* Aim *
Find each line with the string "type" and report it.

(Data items)
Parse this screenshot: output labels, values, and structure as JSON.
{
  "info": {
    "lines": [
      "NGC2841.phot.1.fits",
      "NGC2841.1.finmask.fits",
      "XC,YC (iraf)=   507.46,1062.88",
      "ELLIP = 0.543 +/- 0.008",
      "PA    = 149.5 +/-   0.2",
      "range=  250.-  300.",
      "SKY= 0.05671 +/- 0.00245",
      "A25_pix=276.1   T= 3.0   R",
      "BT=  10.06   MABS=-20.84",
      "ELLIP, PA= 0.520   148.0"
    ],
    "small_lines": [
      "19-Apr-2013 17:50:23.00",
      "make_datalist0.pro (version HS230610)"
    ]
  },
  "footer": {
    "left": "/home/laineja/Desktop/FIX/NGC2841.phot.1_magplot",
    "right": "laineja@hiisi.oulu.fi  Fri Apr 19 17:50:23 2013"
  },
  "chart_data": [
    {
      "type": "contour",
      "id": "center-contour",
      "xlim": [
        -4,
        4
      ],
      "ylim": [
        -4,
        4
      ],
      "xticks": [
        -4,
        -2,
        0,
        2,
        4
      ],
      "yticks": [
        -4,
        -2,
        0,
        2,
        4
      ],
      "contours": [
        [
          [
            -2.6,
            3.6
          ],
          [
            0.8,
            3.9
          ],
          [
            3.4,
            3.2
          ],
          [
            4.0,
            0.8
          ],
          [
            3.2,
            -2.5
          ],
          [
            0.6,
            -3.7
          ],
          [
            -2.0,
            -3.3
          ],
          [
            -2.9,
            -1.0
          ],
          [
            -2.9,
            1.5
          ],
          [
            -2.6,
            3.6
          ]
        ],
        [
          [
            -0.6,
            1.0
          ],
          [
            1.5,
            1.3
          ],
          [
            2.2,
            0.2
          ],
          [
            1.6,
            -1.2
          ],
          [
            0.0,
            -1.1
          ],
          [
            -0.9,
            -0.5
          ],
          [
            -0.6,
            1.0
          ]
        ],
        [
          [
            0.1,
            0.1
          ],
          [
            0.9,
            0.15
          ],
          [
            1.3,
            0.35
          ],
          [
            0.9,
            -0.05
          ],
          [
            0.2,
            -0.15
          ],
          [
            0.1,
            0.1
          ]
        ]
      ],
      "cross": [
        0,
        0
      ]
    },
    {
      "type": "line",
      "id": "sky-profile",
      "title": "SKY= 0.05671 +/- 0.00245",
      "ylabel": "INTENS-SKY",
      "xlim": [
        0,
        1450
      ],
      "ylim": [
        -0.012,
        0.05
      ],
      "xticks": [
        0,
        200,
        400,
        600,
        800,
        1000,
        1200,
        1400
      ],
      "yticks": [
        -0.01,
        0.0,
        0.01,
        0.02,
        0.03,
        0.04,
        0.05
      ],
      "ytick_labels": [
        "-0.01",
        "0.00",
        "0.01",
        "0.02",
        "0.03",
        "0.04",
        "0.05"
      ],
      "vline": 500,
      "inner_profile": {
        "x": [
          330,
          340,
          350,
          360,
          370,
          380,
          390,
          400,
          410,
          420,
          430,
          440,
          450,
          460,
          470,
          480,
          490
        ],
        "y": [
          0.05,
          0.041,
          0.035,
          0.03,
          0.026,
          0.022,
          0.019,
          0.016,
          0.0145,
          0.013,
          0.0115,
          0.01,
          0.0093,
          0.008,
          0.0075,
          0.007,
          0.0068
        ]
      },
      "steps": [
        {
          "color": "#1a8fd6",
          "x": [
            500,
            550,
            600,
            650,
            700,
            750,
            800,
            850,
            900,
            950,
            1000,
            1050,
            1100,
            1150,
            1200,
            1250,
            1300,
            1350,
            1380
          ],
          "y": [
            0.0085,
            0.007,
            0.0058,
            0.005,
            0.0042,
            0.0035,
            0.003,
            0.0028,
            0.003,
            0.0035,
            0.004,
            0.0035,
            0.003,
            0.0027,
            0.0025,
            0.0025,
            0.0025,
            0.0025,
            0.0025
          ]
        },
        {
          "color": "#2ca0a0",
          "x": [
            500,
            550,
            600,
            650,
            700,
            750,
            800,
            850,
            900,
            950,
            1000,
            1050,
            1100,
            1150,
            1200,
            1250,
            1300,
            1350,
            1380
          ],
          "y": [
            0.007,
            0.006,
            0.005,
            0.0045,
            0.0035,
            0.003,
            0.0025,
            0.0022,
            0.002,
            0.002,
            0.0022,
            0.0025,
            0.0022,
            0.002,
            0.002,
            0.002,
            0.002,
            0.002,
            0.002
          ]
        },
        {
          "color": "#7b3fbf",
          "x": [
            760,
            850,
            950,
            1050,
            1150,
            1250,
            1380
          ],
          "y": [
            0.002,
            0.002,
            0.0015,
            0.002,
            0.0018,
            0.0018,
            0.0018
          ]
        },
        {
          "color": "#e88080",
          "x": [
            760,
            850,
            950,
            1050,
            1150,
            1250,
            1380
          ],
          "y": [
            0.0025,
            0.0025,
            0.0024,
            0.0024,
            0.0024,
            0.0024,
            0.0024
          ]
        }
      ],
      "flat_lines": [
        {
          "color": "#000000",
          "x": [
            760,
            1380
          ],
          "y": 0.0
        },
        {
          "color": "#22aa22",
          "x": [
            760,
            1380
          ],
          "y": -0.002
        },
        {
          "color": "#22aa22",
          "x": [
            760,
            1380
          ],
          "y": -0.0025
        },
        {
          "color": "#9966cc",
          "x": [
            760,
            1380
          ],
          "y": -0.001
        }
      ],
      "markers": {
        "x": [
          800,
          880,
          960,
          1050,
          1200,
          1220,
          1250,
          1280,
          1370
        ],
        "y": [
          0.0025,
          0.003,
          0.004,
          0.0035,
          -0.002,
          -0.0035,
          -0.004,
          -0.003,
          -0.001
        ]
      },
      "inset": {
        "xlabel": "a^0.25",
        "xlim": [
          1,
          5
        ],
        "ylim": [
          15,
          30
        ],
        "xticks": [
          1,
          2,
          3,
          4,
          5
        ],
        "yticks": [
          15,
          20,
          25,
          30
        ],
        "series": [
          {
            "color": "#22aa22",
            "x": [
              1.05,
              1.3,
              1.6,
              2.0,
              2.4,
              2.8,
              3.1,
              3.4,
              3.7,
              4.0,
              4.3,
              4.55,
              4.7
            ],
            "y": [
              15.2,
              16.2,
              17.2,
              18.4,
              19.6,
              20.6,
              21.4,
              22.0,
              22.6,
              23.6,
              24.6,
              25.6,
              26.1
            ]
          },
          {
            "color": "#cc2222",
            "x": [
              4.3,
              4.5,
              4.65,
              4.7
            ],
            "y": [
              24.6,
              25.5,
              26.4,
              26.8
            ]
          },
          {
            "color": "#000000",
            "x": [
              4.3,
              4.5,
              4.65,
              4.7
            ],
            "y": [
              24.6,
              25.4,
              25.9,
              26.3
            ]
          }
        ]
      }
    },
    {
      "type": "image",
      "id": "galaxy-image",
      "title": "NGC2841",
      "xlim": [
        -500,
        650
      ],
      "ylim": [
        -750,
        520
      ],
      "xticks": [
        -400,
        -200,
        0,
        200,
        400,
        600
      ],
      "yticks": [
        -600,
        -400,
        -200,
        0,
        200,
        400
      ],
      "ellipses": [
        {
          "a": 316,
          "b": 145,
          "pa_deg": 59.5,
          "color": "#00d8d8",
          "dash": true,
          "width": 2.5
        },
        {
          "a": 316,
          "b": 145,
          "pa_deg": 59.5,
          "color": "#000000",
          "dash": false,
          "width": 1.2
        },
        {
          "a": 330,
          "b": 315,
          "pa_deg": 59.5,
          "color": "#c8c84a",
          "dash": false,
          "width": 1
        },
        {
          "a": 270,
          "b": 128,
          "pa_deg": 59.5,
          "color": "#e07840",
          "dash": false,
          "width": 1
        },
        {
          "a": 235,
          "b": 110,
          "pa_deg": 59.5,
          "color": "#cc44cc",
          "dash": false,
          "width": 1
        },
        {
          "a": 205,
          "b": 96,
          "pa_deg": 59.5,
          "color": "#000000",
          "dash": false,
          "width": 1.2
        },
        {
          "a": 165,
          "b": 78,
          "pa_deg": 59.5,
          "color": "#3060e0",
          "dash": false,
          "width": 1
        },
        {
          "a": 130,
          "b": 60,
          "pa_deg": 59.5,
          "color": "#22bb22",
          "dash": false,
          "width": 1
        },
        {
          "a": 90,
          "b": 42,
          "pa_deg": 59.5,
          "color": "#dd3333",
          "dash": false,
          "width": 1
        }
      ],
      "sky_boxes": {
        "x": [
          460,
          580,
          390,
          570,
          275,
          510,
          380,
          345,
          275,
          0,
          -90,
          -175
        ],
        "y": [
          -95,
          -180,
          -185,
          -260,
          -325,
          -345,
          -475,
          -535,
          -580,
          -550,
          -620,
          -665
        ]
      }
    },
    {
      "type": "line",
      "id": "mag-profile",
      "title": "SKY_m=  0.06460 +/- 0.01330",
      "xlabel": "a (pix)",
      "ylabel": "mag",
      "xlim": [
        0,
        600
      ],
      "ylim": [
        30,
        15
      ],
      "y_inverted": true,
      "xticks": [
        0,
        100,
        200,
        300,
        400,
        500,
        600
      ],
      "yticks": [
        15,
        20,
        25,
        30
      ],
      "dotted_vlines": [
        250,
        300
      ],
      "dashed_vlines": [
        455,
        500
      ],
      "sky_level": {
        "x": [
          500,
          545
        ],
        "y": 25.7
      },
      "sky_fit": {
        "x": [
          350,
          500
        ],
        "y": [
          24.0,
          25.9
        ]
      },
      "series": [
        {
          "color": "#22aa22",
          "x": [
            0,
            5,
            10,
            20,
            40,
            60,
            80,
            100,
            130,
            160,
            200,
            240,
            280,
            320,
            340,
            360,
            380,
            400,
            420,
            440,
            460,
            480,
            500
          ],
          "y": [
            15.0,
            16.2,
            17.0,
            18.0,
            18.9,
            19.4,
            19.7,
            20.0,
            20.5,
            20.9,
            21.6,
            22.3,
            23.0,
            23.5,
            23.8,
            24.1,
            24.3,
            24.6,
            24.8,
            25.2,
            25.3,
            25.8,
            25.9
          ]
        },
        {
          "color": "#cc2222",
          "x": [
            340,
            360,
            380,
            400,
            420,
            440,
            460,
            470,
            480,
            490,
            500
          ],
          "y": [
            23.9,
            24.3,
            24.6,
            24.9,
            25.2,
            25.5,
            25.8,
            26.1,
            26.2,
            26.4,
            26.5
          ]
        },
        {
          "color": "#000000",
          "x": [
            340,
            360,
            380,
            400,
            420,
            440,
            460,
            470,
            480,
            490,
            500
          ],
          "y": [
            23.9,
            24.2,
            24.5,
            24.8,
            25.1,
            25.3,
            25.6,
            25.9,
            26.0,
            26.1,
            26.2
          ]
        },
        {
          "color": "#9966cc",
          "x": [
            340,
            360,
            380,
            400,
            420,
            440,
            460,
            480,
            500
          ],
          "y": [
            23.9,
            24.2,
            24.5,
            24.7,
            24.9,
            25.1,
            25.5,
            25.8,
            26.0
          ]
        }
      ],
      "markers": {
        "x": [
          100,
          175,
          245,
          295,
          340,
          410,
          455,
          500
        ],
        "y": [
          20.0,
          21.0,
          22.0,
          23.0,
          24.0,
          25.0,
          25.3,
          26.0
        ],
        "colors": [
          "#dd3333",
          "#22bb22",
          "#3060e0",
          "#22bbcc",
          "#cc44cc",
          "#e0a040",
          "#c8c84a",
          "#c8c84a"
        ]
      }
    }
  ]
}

* Reply to the task *
      "type": "contour",
      "type": "line",
      "type": "image",
      "type": "line",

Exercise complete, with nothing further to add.